### Excerpted data
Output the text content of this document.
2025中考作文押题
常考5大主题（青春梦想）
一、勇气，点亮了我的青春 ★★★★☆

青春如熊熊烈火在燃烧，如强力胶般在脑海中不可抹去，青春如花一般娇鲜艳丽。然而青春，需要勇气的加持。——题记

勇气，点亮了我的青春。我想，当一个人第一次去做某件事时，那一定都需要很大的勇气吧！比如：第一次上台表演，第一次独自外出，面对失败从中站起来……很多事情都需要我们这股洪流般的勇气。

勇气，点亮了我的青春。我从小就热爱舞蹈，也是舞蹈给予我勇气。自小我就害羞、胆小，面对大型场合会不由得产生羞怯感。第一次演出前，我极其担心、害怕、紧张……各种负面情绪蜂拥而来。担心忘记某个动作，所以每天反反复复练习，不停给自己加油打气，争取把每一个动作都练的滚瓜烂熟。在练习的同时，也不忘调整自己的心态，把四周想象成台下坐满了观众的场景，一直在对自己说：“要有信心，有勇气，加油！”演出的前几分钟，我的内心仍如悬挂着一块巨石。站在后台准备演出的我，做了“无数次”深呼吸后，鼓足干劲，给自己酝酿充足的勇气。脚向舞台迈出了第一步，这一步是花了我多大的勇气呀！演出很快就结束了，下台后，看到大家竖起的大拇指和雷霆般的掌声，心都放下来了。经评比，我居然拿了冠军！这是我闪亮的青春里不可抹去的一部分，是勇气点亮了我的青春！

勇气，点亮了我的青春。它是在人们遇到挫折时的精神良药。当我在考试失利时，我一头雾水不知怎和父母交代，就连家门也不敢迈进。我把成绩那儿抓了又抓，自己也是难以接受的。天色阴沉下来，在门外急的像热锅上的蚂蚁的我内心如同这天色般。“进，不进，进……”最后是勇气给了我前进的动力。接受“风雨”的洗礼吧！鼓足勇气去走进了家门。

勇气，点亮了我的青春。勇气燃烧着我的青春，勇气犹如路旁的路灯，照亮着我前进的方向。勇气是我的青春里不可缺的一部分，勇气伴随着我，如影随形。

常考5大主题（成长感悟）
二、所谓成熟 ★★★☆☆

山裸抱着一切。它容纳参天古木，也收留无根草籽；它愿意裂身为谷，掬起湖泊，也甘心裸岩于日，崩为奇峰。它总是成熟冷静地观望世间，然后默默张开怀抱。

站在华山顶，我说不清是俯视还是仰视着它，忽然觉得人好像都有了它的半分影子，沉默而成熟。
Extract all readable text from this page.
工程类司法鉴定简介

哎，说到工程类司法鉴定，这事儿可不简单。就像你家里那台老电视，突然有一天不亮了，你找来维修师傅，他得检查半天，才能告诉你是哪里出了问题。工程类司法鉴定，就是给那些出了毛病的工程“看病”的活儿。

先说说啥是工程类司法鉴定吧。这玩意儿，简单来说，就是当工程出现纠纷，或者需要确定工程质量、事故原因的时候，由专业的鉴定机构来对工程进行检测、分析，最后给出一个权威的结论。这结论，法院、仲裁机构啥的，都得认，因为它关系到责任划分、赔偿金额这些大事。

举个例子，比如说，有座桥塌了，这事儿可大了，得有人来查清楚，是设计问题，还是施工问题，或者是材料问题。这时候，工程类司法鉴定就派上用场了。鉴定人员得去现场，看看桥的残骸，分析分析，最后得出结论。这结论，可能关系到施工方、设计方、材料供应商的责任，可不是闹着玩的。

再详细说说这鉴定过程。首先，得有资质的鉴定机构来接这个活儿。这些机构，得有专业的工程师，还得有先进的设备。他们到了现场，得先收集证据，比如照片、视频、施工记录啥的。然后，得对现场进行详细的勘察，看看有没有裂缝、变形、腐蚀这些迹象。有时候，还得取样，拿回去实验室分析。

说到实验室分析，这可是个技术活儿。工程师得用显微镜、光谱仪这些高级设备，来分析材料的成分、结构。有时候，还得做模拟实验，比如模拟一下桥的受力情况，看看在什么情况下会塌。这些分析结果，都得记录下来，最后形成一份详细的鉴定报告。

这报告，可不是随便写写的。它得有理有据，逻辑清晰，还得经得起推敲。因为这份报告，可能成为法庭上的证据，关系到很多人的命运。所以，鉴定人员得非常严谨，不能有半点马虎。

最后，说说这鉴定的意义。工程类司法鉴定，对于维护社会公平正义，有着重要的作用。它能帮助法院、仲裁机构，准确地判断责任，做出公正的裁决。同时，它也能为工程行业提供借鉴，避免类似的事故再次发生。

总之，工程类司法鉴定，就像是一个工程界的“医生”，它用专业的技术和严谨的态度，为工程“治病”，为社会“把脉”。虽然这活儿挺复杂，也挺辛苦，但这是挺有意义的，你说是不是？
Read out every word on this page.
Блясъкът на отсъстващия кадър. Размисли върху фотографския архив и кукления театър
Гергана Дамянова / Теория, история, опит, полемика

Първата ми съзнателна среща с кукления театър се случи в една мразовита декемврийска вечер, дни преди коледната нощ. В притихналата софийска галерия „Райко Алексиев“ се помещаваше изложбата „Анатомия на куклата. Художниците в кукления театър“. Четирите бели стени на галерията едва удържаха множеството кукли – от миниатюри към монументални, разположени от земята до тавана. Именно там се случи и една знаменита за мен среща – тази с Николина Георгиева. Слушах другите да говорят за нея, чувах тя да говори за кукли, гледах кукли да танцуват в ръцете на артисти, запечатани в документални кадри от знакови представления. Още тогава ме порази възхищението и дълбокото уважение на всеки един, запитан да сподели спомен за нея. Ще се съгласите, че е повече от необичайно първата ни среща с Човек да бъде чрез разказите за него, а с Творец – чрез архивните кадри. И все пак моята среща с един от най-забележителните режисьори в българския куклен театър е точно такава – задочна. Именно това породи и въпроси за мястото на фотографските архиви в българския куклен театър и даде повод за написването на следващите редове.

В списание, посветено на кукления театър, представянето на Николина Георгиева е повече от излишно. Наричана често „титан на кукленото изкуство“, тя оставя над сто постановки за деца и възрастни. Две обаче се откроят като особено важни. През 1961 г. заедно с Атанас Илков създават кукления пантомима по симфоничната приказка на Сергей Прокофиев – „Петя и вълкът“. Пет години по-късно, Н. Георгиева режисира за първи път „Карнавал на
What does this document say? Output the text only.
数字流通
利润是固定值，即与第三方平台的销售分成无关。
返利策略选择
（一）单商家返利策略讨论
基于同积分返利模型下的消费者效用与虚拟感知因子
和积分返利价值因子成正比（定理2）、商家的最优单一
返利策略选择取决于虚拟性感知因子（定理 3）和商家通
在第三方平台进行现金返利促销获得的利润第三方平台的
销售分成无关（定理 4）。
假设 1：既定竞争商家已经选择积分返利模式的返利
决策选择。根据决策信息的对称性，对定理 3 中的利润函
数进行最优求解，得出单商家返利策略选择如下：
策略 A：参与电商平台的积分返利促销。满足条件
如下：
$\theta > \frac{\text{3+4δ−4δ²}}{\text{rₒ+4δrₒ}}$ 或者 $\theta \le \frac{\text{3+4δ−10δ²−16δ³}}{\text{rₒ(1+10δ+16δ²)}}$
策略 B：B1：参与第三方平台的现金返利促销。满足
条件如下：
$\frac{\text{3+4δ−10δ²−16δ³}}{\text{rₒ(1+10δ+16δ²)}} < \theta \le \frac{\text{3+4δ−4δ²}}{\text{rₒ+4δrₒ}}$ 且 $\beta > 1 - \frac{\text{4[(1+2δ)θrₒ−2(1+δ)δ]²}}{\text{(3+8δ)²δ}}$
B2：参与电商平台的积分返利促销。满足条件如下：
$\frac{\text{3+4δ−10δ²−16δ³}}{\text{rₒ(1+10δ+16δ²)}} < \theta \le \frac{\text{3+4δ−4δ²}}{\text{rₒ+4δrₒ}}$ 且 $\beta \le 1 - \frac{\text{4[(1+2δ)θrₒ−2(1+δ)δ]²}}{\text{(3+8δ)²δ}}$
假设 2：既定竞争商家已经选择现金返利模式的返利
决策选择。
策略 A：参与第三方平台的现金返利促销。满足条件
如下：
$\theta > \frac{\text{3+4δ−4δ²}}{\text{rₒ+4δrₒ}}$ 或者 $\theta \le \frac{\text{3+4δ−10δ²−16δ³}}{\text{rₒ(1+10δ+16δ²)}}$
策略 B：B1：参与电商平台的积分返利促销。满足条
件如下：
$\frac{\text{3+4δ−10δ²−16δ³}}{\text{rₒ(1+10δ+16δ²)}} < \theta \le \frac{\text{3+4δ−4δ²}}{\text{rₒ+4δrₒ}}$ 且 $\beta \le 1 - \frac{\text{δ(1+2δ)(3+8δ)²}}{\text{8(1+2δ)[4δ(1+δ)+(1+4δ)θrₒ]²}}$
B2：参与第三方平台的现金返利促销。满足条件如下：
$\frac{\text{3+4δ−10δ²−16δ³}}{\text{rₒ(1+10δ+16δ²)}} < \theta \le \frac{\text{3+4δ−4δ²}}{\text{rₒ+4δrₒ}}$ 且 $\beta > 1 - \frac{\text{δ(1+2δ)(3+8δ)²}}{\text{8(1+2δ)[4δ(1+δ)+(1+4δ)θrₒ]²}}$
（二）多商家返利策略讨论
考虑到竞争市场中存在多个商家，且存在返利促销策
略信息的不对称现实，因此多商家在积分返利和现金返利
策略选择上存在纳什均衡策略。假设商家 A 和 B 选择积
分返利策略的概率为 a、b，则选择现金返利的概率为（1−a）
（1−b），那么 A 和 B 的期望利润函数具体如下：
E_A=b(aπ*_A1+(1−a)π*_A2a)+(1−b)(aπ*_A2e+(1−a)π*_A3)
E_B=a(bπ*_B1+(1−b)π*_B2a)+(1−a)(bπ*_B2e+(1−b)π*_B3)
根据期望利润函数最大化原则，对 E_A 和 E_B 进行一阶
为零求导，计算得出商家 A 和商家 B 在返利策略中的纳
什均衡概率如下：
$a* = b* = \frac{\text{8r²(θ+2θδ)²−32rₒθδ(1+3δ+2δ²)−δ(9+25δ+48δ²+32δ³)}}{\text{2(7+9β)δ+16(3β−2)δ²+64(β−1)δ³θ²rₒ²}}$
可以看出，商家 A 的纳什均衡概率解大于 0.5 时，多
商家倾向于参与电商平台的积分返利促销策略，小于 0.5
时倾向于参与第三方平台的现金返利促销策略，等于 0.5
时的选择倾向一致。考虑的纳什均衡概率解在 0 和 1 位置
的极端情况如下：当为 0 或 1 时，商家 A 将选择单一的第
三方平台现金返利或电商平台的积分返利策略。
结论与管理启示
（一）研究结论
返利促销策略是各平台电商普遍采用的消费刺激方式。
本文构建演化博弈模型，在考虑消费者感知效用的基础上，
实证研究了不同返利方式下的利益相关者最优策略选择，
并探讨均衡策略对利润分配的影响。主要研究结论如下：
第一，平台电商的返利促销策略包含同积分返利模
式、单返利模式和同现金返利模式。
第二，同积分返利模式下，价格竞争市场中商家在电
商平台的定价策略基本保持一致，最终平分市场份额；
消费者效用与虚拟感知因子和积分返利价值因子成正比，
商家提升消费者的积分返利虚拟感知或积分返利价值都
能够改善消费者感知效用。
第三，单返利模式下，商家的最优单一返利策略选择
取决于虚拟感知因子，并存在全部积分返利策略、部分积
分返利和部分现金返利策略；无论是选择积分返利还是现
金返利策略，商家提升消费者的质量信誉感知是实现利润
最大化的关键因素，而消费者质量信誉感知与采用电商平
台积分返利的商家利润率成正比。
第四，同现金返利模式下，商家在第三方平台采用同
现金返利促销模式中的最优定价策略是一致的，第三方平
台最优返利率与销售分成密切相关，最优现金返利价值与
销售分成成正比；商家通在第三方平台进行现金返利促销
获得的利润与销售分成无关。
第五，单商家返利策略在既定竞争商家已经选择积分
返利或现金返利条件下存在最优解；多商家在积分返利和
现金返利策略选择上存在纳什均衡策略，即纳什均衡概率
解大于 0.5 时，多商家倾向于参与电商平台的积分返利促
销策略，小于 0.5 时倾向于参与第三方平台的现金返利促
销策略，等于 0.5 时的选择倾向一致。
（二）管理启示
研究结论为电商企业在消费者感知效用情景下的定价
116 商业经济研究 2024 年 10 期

### Brief
From the listing above, copy all lines holding the word "Output".

### Solved problem
Output the text content of this document.
What does this document say? Output the text only.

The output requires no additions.